— BEGIN Listed entries —
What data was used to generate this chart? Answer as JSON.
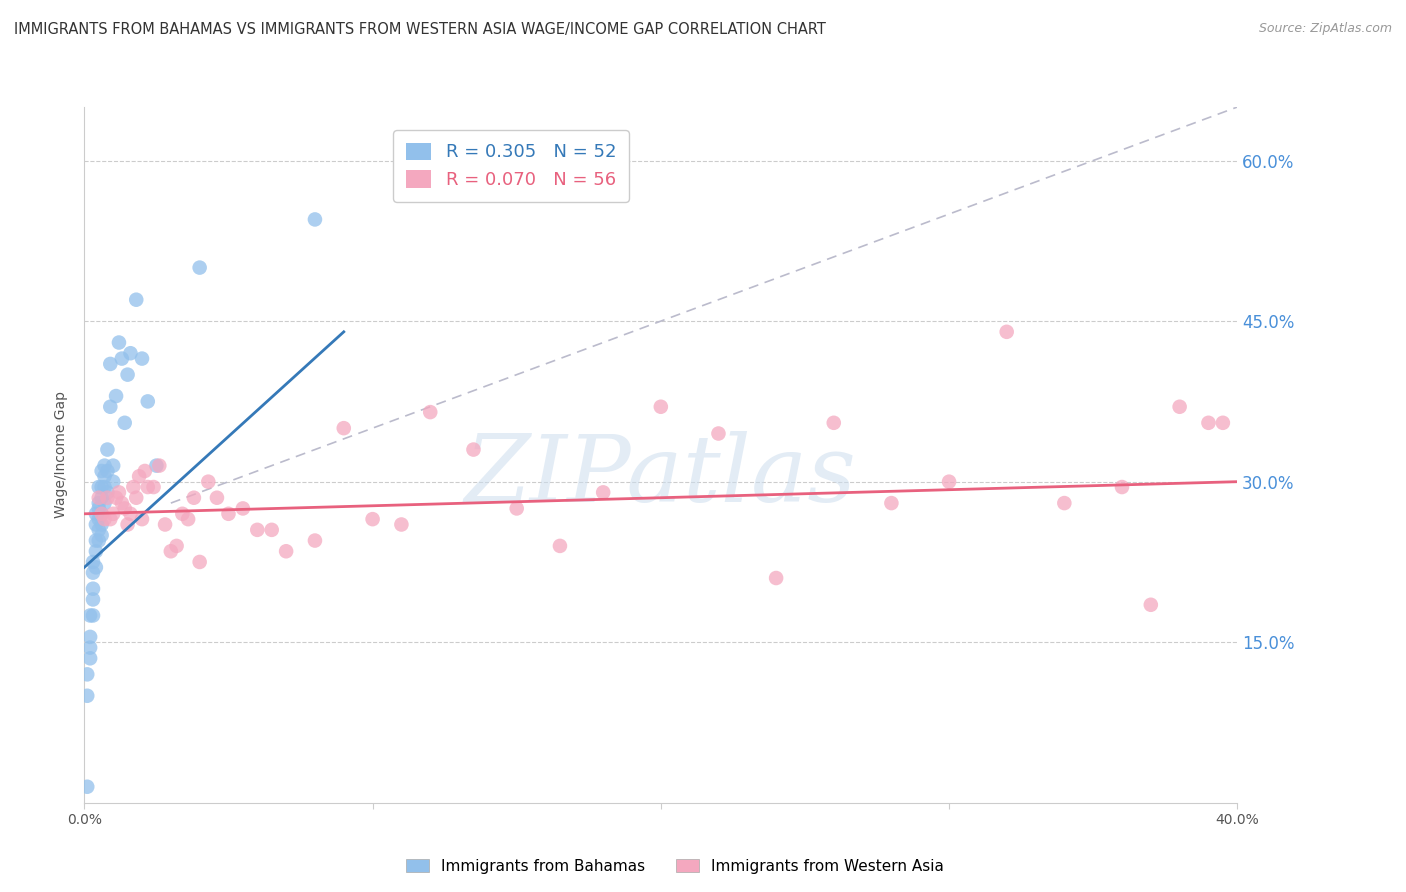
{
  "title": "IMMIGRANTS FROM BAHAMAS VS IMMIGRANTS FROM WESTERN ASIA WAGE/INCOME GAP CORRELATION CHART",
  "source": "Source: ZipAtlas.com",
  "ylabel": "Wage/Income Gap",
  "ytick_labels": [
    "60.0%",
    "45.0%",
    "30.0%",
    "15.0%"
  ],
  "ytick_values": [
    0.6,
    0.45,
    0.3,
    0.15
  ],
  "xlim": [
    0.0,
    0.4
  ],
  "ylim": [
    0.0,
    0.65
  ],
  "grid_color": "#cccccc",
  "background_color": "#ffffff",
  "watermark_text": "ZIPatlas",
  "series": [
    {
      "label": "Immigrants from Bahamas",
      "color": "#92c0eb",
      "R": 0.305,
      "N": 52,
      "trend_color": "#3579b8",
      "trend_x": [
        0.0,
        0.09
      ],
      "trend_y": [
        0.22,
        0.44
      ],
      "points_x": [
        0.001,
        0.001,
        0.001,
        0.002,
        0.002,
        0.002,
        0.002,
        0.003,
        0.003,
        0.003,
        0.003,
        0.003,
        0.004,
        0.004,
        0.004,
        0.004,
        0.004,
        0.005,
        0.005,
        0.005,
        0.005,
        0.005,
        0.005,
        0.006,
        0.006,
        0.006,
        0.006,
        0.006,
        0.006,
        0.007,
        0.007,
        0.007,
        0.007,
        0.008,
        0.008,
        0.008,
        0.009,
        0.009,
        0.01,
        0.01,
        0.011,
        0.012,
        0.013,
        0.014,
        0.015,
        0.016,
        0.018,
        0.02,
        0.022,
        0.025,
        0.04,
        0.08
      ],
      "points_y": [
        0.015,
        0.1,
        0.12,
        0.135,
        0.145,
        0.155,
        0.175,
        0.175,
        0.19,
        0.2,
        0.215,
        0.225,
        0.22,
        0.235,
        0.245,
        0.26,
        0.27,
        0.245,
        0.255,
        0.265,
        0.275,
        0.28,
        0.295,
        0.25,
        0.26,
        0.27,
        0.285,
        0.295,
        0.31,
        0.28,
        0.295,
        0.305,
        0.315,
        0.29,
        0.31,
        0.33,
        0.37,
        0.41,
        0.3,
        0.315,
        0.38,
        0.43,
        0.415,
        0.355,
        0.4,
        0.42,
        0.47,
        0.415,
        0.375,
        0.315,
        0.5,
        0.545
      ]
    },
    {
      "label": "Immigrants from Western Asia",
      "color": "#f4a8bf",
      "R": 0.07,
      "N": 56,
      "trend_color": "#e8617e",
      "trend_x": [
        0.0,
        0.4
      ],
      "trend_y": [
        0.27,
        0.3
      ],
      "points_x": [
        0.005,
        0.006,
        0.007,
        0.008,
        0.009,
        0.01,
        0.011,
        0.012,
        0.013,
        0.014,
        0.015,
        0.016,
        0.017,
        0.018,
        0.019,
        0.02,
        0.021,
        0.022,
        0.024,
        0.026,
        0.028,
        0.03,
        0.032,
        0.034,
        0.036,
        0.038,
        0.04,
        0.043,
        0.046,
        0.05,
        0.055,
        0.06,
        0.065,
        0.07,
        0.08,
        0.09,
        0.1,
        0.11,
        0.12,
        0.135,
        0.15,
        0.165,
        0.18,
        0.2,
        0.22,
        0.24,
        0.26,
        0.28,
        0.3,
        0.32,
        0.34,
        0.36,
        0.37,
        0.38,
        0.39,
        0.395
      ],
      "points_y": [
        0.285,
        0.27,
        0.265,
        0.285,
        0.265,
        0.27,
        0.285,
        0.29,
        0.28,
        0.275,
        0.26,
        0.27,
        0.295,
        0.285,
        0.305,
        0.265,
        0.31,
        0.295,
        0.295,
        0.315,
        0.26,
        0.235,
        0.24,
        0.27,
        0.265,
        0.285,
        0.225,
        0.3,
        0.285,
        0.27,
        0.275,
        0.255,
        0.255,
        0.235,
        0.245,
        0.35,
        0.265,
        0.26,
        0.365,
        0.33,
        0.275,
        0.24,
        0.29,
        0.37,
        0.345,
        0.21,
        0.355,
        0.28,
        0.3,
        0.44,
        0.28,
        0.295,
        0.185,
        0.37,
        0.355,
        0.355
      ]
    }
  ]
}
— END Listed entries —
Required work.
Set down all the data again exactly as above, pictures excluded.

Written solution.
What data was used to generate this chart? Answer as JSON.
{
  "title": "IMMIGRANTS FROM BAHAMAS VS IMMIGRANTS FROM WESTERN ASIA WAGE/INCOME GAP CORRELATION CHART",
  "source": "Source: ZipAtlas.com",
  "ylabel": "Wage/Income Gap",
  "ytick_labels": [
    "60.0%",
    "45.0%",
    "30.0%",
    "15.0%"
  ],
  "ytick_values": [
    0.6,
    0.45,
    0.3,
    0.15
  ],
  "xlim": [
    0.0,
    0.4
  ],
  "ylim": [
    0.0,
    0.65
  ],
  "grid_color": "#cccccc",
  "background_color": "#ffffff",
  "watermark_text": "ZIPatlas",
  "series": [
    {
      "label": "Immigrants from Bahamas",
      "color": "#92c0eb",
      "R": 0.305,
      "N": 52,
      "trend_color": "#3579b8",
      "trend_x": [
        0.0,
        0.09
      ],
      "trend_y": [
        0.22,
        0.44
      ],
      "points_x": [
        0.001,
        0.001,
        0.001,
        0.002,
        0.002,
        0.002,
        0.002,
        0.003,
        0.003,
        0.003,
        0.003,
        0.003,
        0.004,
        0.004,
        0.004,
        0.004,
        0.004,
        0.005,
        0.005,
        0.005,
        0.005,
        0.005,
        0.005,
        0.006,
        0.006,
        0.006,
        0.006,
        0.006,
        0.006,
        0.007,
        0.007,
        0.007,
        0.007,
        0.008,
        0.008,
        0.008,
        0.009,
        0.009,
        0.01,
        0.01,
        0.011,
        0.012,
        0.013,
        0.014,
        0.015,
        0.016,
        0.018,
        0.02,
        0.022,
        0.025,
        0.04,
        0.08
      ],
      "points_y": [
        0.015,
        0.1,
        0.12,
        0.135,
        0.145,
        0.155,
        0.175,
        0.175,
        0.19,
        0.2,
        0.215,
        0.225,
        0.22,
        0.235,
        0.245,
        0.26,
        0.27,
        0.245,
        0.255,
        0.265,
        0.275,
        0.28,
        0.295,
        0.25,
        0.26,
        0.27,
        0.285,
        0.295,
        0.31,
        0.28,
        0.295,
        0.305,
        0.315,
        0.29,
        0.31,
        0.33,
        0.37,
        0.41,
        0.3,
        0.315,
        0.38,
        0.43,
        0.415,
        0.355,
        0.4,
        0.42,
        0.47,
        0.415,
        0.375,
        0.315,
        0.5,
        0.545
      ]
    },
    {
      "label": "Immigrants from Western Asia",
      "color": "#f4a8bf",
      "R": 0.07,
      "N": 56,
      "trend_color": "#e8617e",
      "trend_x": [
        0.0,
        0.4
      ],
      "trend_y": [
        0.27,
        0.3
      ],
      "points_x": [
        0.005,
        0.006,
        0.007,
        0.008,
        0.009,
        0.01,
        0.011,
        0.012,
        0.013,
        0.014,
        0.015,
        0.016,
        0.017,
        0.018,
        0.019,
        0.02,
        0.021,
        0.022,
        0.024,
        0.026,
        0.028,
        0.03,
        0.032,
        0.034,
        0.036,
        0.038,
        0.04,
        0.043,
        0.046,
        0.05,
        0.055,
        0.06,
        0.065,
        0.07,
        0.08,
        0.09,
        0.1,
        0.11,
        0.12,
        0.135,
        0.15,
        0.165,
        0.18,
        0.2,
        0.22,
        0.24,
        0.26,
        0.28,
        0.3,
        0.32,
        0.34,
        0.36,
        0.37,
        0.38,
        0.39,
        0.395
      ],
      "points_y": [
        0.285,
        0.27,
        0.265,
        0.285,
        0.265,
        0.27,
        0.285,
        0.29,
        0.28,
        0.275,
        0.26,
        0.27,
        0.295,
        0.285,
        0.305,
        0.265,
        0.31,
        0.295,
        0.295,
        0.315,
        0.26,
        0.235,
        0.24,
        0.27,
        0.265,
        0.285,
        0.225,
        0.3,
        0.285,
        0.27,
        0.275,
        0.255,
        0.255,
        0.235,
        0.245,
        0.35,
        0.265,
        0.26,
        0.365,
        0.33,
        0.275,
        0.24,
        0.29,
        0.37,
        0.345,
        0.21,
        0.355,
        0.28,
        0.3,
        0.44,
        0.28,
        0.295,
        0.185,
        0.37,
        0.355,
        0.355
      ]
    }
  ]
}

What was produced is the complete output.